───── Data shown ─────
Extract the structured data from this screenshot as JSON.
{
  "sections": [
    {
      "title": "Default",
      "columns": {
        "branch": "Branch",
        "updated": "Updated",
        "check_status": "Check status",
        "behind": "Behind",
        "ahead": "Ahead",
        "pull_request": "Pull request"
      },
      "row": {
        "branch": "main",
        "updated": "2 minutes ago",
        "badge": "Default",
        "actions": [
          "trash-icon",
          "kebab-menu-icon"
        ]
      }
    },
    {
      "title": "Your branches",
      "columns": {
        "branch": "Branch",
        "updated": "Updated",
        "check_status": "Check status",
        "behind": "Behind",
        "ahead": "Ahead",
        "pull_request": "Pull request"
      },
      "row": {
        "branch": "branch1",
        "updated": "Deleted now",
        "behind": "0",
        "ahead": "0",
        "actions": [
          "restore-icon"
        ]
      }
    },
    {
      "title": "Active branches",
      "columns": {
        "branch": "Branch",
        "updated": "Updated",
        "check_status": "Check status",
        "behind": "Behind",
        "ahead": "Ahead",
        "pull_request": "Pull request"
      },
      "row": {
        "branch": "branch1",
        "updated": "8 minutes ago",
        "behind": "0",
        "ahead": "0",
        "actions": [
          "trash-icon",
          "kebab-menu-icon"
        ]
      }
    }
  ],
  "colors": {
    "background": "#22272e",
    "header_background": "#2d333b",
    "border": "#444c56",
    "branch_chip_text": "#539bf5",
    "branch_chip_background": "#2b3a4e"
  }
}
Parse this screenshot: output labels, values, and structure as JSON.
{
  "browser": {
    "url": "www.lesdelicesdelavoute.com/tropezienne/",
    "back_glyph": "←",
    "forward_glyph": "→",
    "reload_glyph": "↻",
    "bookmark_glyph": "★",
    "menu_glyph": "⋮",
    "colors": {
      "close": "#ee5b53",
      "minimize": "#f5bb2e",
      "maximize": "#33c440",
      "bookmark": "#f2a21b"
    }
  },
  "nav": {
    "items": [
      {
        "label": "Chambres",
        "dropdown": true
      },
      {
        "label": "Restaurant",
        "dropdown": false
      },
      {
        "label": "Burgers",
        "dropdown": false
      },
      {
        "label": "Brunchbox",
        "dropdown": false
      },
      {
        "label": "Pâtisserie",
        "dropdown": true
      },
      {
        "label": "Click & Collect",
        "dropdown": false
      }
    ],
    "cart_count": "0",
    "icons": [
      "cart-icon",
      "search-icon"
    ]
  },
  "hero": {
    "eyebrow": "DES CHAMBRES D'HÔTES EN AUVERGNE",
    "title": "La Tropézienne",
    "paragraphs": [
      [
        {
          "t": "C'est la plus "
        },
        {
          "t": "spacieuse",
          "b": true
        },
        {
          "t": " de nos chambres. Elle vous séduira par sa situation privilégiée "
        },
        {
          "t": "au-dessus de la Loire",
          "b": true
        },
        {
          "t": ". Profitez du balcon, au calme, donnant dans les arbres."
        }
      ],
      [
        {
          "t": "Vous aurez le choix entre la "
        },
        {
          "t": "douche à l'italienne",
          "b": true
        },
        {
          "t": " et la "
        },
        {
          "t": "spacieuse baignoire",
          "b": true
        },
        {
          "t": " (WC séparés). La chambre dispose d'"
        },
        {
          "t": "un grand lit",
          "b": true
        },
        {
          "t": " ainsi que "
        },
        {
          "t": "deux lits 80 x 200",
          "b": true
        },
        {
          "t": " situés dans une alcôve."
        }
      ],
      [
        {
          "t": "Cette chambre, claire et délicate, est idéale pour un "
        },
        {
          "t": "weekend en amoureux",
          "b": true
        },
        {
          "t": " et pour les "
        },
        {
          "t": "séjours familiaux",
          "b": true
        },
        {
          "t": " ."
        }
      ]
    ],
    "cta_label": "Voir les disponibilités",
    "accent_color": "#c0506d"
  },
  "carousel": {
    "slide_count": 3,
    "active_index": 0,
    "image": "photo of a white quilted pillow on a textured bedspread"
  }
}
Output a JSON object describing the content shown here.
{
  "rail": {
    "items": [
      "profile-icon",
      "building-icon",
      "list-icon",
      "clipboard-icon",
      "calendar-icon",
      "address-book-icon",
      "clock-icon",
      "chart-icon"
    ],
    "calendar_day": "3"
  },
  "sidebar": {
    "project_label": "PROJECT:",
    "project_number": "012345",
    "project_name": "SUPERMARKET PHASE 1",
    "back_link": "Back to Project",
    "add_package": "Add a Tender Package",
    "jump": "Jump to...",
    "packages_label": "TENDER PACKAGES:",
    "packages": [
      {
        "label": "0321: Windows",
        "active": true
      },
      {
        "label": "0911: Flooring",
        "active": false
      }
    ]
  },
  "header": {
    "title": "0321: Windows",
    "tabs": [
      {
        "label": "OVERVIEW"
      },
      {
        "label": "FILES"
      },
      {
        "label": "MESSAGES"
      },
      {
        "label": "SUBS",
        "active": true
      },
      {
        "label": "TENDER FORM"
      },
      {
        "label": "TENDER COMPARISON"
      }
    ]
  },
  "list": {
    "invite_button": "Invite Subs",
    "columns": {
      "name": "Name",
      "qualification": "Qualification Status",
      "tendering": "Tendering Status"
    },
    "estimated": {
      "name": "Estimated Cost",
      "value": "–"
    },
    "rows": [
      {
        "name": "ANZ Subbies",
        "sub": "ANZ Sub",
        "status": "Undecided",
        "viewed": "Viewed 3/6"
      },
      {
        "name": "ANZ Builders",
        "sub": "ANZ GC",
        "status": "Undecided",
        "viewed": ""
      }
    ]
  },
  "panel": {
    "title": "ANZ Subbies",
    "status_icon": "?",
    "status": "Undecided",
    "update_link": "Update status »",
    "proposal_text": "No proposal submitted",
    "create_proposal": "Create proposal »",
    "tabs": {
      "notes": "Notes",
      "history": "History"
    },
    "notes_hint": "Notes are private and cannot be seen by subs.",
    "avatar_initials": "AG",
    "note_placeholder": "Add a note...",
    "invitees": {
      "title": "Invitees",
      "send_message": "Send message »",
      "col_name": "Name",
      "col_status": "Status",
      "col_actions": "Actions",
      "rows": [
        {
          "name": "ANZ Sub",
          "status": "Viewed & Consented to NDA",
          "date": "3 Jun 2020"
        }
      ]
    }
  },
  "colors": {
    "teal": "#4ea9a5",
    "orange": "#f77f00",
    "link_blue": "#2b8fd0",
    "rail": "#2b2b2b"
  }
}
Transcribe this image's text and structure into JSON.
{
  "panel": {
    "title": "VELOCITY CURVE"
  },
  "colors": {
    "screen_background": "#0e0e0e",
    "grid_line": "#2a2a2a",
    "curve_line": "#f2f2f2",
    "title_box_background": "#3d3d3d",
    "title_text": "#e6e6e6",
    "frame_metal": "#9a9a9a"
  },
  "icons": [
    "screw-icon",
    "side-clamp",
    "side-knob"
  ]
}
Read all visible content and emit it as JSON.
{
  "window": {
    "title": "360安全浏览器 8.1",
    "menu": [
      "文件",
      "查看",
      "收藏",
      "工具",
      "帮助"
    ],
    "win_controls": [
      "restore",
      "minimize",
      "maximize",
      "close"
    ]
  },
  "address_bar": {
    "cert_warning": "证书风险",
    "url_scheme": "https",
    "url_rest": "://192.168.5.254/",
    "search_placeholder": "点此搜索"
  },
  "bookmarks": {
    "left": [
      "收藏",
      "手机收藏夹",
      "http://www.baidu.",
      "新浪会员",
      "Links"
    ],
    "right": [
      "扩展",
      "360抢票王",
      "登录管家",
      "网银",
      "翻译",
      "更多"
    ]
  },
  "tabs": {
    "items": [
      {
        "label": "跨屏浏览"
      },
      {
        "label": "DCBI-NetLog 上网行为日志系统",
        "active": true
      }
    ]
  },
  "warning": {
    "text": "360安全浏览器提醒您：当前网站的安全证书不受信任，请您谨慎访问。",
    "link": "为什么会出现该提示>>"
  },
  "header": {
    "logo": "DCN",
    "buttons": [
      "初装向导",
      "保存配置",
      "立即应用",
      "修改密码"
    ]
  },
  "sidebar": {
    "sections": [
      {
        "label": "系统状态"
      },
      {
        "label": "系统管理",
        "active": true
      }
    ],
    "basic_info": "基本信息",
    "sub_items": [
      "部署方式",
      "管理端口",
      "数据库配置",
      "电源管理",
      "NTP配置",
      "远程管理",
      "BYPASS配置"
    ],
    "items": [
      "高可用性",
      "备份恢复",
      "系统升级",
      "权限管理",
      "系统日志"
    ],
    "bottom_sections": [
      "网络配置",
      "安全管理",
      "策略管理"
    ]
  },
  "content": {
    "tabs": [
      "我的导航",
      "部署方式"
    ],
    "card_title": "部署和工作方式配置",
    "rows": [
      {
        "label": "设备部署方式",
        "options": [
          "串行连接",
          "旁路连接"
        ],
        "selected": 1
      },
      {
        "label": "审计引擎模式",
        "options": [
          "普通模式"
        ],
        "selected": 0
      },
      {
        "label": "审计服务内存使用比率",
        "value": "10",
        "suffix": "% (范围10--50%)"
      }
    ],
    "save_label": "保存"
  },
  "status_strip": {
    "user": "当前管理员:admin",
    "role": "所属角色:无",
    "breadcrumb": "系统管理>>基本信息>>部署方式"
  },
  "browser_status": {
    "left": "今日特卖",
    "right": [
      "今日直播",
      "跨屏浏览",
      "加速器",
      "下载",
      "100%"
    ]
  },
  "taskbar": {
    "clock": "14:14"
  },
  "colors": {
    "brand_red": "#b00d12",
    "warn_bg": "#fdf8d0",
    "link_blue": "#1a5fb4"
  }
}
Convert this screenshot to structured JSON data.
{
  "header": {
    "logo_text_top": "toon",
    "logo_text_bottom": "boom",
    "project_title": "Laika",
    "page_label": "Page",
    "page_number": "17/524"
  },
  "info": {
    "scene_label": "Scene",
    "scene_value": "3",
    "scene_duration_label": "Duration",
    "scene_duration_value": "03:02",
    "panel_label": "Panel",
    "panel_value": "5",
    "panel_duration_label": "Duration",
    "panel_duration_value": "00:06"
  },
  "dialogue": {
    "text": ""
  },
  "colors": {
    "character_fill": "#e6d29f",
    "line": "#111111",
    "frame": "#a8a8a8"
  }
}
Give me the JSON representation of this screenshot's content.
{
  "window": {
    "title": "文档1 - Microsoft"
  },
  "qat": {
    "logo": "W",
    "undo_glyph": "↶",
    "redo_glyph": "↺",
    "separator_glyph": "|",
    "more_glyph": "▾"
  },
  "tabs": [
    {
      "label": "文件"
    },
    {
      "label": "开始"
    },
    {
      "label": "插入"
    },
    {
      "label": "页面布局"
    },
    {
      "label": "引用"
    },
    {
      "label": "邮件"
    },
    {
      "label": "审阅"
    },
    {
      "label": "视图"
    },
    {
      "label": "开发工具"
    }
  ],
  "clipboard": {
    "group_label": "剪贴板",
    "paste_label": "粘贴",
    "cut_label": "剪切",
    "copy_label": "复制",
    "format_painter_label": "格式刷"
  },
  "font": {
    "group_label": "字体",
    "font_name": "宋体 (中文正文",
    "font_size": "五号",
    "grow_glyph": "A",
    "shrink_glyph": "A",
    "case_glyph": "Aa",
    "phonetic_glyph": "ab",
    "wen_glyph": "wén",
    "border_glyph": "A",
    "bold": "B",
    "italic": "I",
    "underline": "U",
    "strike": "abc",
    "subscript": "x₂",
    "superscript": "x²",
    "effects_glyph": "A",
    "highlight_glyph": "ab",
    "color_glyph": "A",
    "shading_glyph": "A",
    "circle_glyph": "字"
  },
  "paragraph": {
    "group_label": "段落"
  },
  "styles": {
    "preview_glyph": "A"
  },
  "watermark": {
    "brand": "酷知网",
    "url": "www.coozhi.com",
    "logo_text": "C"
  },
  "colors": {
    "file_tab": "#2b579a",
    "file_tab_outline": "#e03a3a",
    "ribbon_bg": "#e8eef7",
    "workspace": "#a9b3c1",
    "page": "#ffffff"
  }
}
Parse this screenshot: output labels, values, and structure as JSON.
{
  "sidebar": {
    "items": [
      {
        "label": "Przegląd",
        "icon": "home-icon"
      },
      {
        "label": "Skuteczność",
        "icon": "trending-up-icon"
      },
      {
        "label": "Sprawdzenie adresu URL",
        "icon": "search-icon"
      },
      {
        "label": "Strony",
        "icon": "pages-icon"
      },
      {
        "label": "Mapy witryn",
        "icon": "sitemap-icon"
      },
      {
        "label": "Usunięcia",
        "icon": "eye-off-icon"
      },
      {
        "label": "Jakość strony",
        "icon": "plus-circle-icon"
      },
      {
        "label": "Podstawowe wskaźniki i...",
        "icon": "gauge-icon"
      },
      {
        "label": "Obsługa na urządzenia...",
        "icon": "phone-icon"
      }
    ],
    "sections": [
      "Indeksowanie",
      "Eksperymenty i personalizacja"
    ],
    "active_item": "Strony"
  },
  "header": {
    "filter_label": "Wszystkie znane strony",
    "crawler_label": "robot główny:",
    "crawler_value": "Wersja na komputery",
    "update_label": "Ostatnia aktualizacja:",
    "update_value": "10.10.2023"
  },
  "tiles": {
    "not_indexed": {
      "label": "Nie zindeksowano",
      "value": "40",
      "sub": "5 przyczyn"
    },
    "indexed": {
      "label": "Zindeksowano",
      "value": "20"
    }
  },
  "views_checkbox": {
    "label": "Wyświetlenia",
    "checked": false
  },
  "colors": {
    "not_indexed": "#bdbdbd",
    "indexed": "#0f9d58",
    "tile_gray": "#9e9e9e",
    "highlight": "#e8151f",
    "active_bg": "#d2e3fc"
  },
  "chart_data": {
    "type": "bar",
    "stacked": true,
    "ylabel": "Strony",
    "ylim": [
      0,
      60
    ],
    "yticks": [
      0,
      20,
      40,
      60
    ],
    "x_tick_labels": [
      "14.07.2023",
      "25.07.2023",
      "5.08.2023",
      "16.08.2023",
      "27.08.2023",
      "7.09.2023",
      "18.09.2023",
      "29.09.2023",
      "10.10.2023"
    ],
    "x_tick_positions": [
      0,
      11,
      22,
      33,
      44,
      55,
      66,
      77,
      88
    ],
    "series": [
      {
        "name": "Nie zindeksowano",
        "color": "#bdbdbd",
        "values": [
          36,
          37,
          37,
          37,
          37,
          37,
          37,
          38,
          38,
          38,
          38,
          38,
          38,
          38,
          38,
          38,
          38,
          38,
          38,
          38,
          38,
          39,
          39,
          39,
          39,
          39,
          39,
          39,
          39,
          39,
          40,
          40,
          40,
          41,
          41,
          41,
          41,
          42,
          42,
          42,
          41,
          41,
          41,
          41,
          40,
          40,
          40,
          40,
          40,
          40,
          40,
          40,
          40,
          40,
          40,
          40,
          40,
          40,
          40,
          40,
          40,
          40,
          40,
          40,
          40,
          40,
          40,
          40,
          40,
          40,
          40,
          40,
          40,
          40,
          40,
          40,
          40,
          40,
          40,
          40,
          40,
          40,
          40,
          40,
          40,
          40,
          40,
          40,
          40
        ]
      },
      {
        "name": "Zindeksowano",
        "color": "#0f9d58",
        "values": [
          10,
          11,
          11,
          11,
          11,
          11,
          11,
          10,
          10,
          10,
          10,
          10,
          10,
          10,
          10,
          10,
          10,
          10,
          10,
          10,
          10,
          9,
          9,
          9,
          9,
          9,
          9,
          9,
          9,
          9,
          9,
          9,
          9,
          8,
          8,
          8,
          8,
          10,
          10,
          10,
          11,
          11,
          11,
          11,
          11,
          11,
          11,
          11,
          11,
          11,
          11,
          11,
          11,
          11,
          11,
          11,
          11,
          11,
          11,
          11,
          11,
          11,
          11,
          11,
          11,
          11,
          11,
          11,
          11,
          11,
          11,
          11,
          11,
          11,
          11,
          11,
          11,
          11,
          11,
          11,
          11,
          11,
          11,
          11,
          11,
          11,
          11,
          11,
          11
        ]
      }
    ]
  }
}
─────
# Task brief
Select all lines with the word "structured" from the entries above.

# Problem solution
Extract the structured data from this screenshot as JSON.
Convert this screenshot to structured JSON data.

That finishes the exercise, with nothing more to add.